=== Source excerpt ===

# Legless lizard ID help.



## reptilerob (Nov 21, 2009)

Hi, this evening my wife and i decided to go on a night time herping trip for a couple of hours. At one stage, this little reptile slithered across the road. I thought it might have been a baby snake of some kind, but it looked very small, so we turned the car around and lit it up with the headlights, then got out and took a few photos.
Can anybody tell me what it is?? 
I have had a bit of a look at legless lizards in Victoria, and couldnt find anything that looked like it. The photos i found showed legless lizards with prenounced heads, like most lizards, but this just looked like a tail with small eyes on it!!lol
If anybody can help me ID this reptile, i would greatly appreciate it. Then i can go on to google it and read up about it.
The right photo is just a tight crop of the left image to help show the head a bit better.


----------



## Gecko75 (Nov 21, 2009)

it is a blind snake (Typhlopidae) not sure of the exact species they are the species I have a lot of trouble ID'ing think you get about 5 or 6 species in victoria, it is some sort of Ramphotyphlops sp, you will have to check a field guide probably, a lot of them the only way to tell them apart is scale counts and stuff. I could never really be bothered with that stuff for a small blind snake


----------



## reptilerob (Nov 21, 2009)

Awesome!!! Thanks so much for that. I was actually thinking when i was typing, i bet its some kind of small snake, and i make a clown out of myself by calling it a lizard!!LOL
Oh well, making a clown out of myself is all part of the learning game i suppose. Thanks again mate, much appreciated. Ive never seen one here.


----------



## reptilerob (Nov 21, 2009)

Awesome, thanks a million gecko75. I just done a google search and you have certainly hit the nail on the head. Here is the page i read,
Museum Victoria: Blind Snakes

It says they can sometimes be found moving on the surface on humid nights, which is what tonight is. Thats why we were out.


----------



## Gecko75 (Nov 21, 2009)

reptilerob said:


> Awesome!!! Thanks so much for that. I was actually thinking when i was typing, i bet its some kind of small snake, and i make a clown out of myself by calling it a lizard!!LOL
> Oh well, making a clown out of myself is all part of the learning game i suppose. Thanks again mate, much appreciated. Ive never seen one here.


 
don't worry its a common mistake, a lot of people get them mixed up, but hey atleast you are not getting a three toed skink or some sort of lerista / anomalopus mixed up with a legless lizard, that would be what you would call more of an embaresment then your little mistake, cause they have visible legs :lol: do you get many geckos or of nocturnal species on the roads at night where you are? I find the easiest was to tell whats around is by checking what gets hit often, if there is a lot of roadkill it normally means there are a lot of animals in that area. also gives you a fair idea of the species you would get along the road.

=== Recorded data ===

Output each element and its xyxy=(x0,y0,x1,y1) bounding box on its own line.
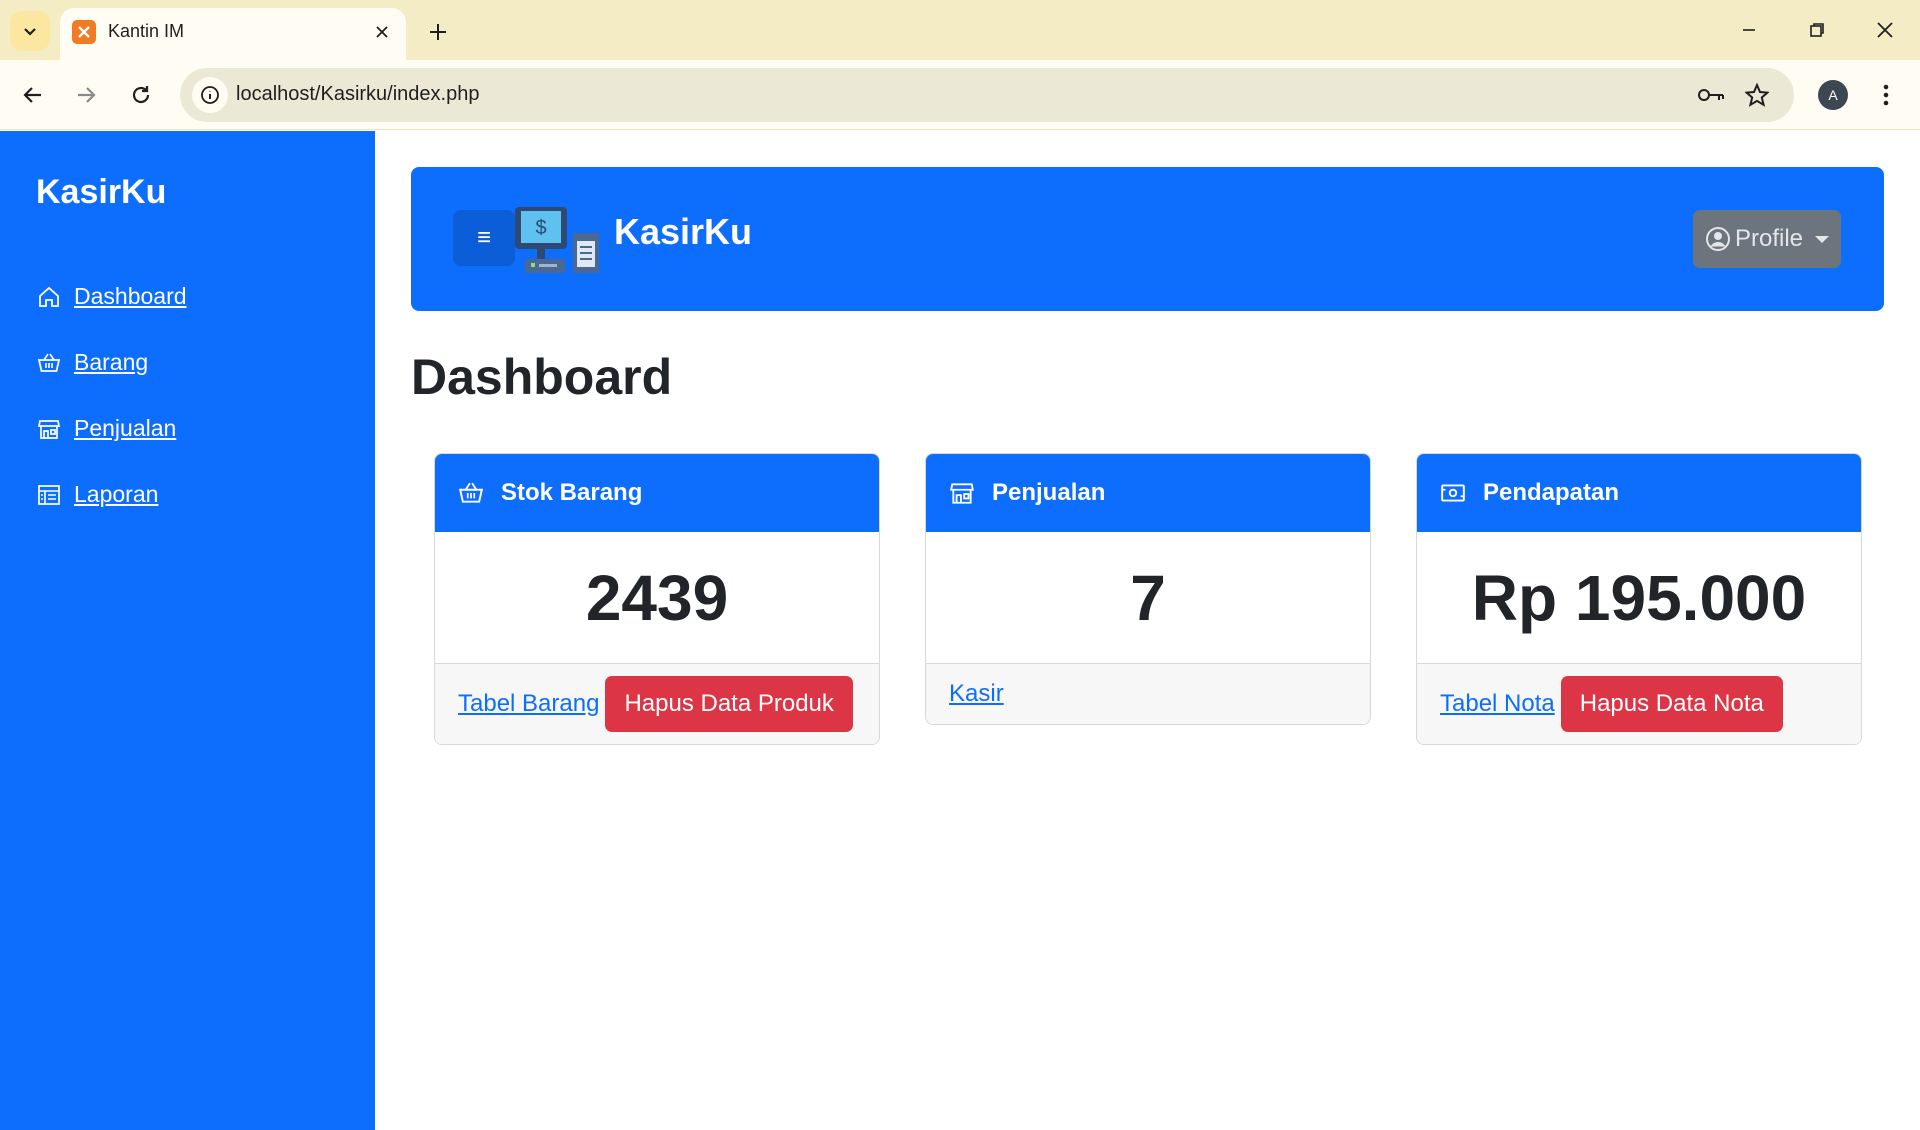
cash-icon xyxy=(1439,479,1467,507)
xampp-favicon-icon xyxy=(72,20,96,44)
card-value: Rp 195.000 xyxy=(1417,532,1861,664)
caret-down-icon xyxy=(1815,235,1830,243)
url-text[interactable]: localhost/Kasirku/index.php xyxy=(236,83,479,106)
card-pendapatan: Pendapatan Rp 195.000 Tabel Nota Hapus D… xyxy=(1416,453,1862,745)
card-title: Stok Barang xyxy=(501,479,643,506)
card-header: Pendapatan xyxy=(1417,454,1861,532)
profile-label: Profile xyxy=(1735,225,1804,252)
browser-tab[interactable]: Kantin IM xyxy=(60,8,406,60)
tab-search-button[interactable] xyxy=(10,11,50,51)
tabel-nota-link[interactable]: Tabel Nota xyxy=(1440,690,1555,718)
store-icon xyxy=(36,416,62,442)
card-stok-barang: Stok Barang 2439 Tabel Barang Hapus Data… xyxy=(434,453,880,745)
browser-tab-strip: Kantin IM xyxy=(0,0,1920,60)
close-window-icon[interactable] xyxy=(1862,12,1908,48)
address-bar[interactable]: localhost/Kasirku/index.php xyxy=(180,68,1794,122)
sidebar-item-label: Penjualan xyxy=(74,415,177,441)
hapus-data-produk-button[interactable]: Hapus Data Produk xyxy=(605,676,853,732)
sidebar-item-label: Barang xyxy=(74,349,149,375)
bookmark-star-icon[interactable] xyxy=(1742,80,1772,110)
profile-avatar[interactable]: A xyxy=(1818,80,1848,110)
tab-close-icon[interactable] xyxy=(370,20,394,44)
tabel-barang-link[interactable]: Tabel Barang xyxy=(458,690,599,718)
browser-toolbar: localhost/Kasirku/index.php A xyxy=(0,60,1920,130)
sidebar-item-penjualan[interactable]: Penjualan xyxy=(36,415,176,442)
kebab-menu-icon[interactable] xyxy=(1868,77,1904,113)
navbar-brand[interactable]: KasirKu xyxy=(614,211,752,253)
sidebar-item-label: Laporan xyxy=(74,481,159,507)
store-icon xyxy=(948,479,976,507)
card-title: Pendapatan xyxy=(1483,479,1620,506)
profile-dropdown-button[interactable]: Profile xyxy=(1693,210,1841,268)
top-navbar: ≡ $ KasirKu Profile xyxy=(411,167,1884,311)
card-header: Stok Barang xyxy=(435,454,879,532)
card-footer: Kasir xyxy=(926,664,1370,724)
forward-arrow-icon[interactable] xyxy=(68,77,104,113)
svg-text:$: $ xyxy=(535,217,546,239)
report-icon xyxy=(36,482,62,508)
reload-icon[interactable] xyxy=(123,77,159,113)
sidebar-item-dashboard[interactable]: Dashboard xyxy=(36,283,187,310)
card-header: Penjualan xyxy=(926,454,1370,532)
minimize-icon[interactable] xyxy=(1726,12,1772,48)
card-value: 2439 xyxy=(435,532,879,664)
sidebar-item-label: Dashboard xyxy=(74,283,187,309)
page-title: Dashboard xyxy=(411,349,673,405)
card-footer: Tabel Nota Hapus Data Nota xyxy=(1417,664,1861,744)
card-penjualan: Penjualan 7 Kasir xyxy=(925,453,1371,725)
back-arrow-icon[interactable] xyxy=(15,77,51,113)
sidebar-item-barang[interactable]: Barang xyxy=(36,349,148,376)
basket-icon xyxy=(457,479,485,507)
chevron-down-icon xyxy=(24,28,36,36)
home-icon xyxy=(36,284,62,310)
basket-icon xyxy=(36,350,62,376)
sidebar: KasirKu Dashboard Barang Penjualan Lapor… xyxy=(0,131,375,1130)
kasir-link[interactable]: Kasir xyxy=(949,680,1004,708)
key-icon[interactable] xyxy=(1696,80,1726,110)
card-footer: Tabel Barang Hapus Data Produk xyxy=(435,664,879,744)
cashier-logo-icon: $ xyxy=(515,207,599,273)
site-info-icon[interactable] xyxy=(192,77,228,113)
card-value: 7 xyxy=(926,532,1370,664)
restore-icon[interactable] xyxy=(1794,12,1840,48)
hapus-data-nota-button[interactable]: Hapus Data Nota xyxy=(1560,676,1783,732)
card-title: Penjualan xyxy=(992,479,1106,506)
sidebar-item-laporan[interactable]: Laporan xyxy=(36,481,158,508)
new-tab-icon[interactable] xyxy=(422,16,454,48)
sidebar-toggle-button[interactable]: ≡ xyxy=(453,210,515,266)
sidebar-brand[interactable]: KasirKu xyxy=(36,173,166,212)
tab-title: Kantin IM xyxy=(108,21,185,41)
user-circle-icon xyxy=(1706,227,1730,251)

===

§ **Task set**
[1] Put this sentence from the lizard ID thread into Spanish: "It says they can sometimes be found moving on the surface on humid nights, which is what tonight is."
[2] From the lizard ID thread, return everything from "I have had a" down to "up about it.".

§ **Answers to the tasks**
[1] Dice que a veces se los puede encontrar moviéndose por la superficie en noches húmedas, lo cual es el caso de esta noche.

[2]
I have had a bit of a look at legless lizards in Victoria, and couldnt find anything that looked like it. The photos i found showed legless lizards with prenounced heads, like most lizards, but this just looked like a tail with small eyes on it!!lol
If anybody can help me ID this reptile, i would greatly appreciate it. Then i can go on to google it and read up about it.